**Given request:** Without including the pictures, copy out every line below.

**Data records:**
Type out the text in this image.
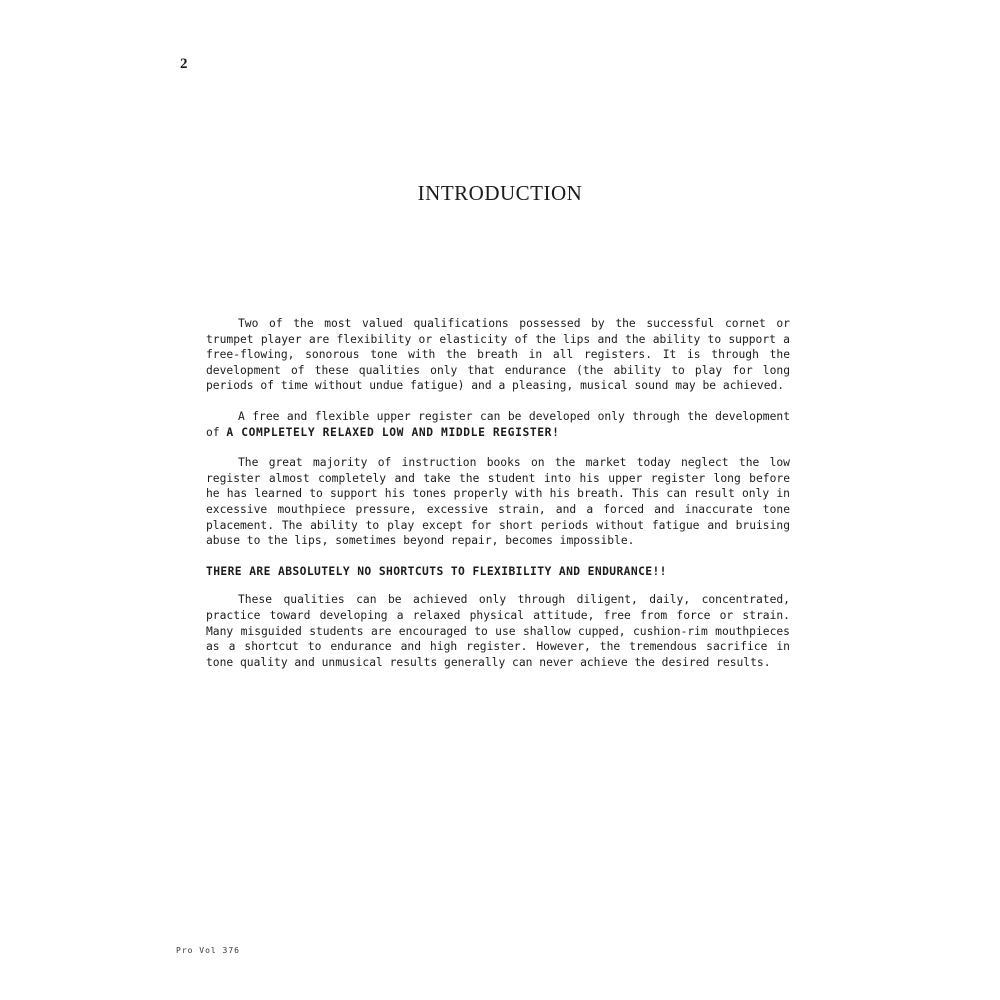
2
INTRODUCTION

Two of the most valued qualifications possessed by the successful cornet or trumpet player are flexibility or elasticity of the lips and the ability to support a free-flowing, sonorous tone with the breath in all registers. It is through the development of these qualities only that endurance (the ability to play for long periods of time without undue fatigue) and a pleasing, musical sound may be achieved.

A free and flexible upper register can be developed only through the development of A COMPLETELY RELAXED LOW AND MIDDLE REGISTER!

The great majority of instruction books on the market today neglect the low register almost completely and take the student into his upper register long before he has learned to support his tones properly with his breath. This can result only in excessive mouthpiece pressure, excessive strain, and a forced and inaccurate tone placement. The ability to play except for short periods without fatigue and bruising abuse to the lips, sometimes beyond repair, becomes impossible.

THERE ARE ABSOLUTELY NO SHORTCUTS TO FLEXIBILITY AND ENDURANCE!!

These qualities can be achieved only through diligent, daily, concentrated, practice toward developing a relaxed physical attitude, free from force or strain. Many misguided students are encouraged to use shallow cupped, cushion-rim mouthpieces as a shortcut to endurance and high register. However, the tremendous sacrifice in tone quality and unmusical results generally can never achieve the desired results.

Pro Vol 376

**Response to the exercise:**
Type out the text in this image.
2
INTRODUCTION

Two of the most valued qualifications possessed by the successful cornet or trumpet player are flexibility or elasticity of the lips and the ability to support a free-flowing, sonorous tone with the breath in all registers. It is through the development of these qualities only that endurance (the ability to play for long periods of time without undue fatigue) and a pleasing, musical sound may be achieved.

A free and flexible upper register can be developed only through the development of A COMPLETELY RELAXED LOW AND MIDDLE REGISTER!

The great majority of instruction books on the market today neglect the low register almost completely and take the student into his upper register long before he has learned to support his tones properly with his breath. This can result only in excessive mouthpiece pressure, excessive strain, and a forced and inaccurate tone placement. The ability to play except for short periods without fatigue and bruising abuse to the lips, sometimes beyond repair, becomes impossible.

THERE ARE ABSOLUTELY NO SHORTCUTS TO FLEXIBILITY AND ENDURANCE!!

These qualities can be achieved only through diligent, daily, concentrated, practice toward developing a relaxed physical attitude, free from force or strain. Many misguided students are encouraged to use shallow cupped, cushion-rim mouthpieces as a shortcut to endurance and high register. However, the tremendous sacrifice in tone quality and unmusical results generally can never achieve the desired results.

Pro Vol 376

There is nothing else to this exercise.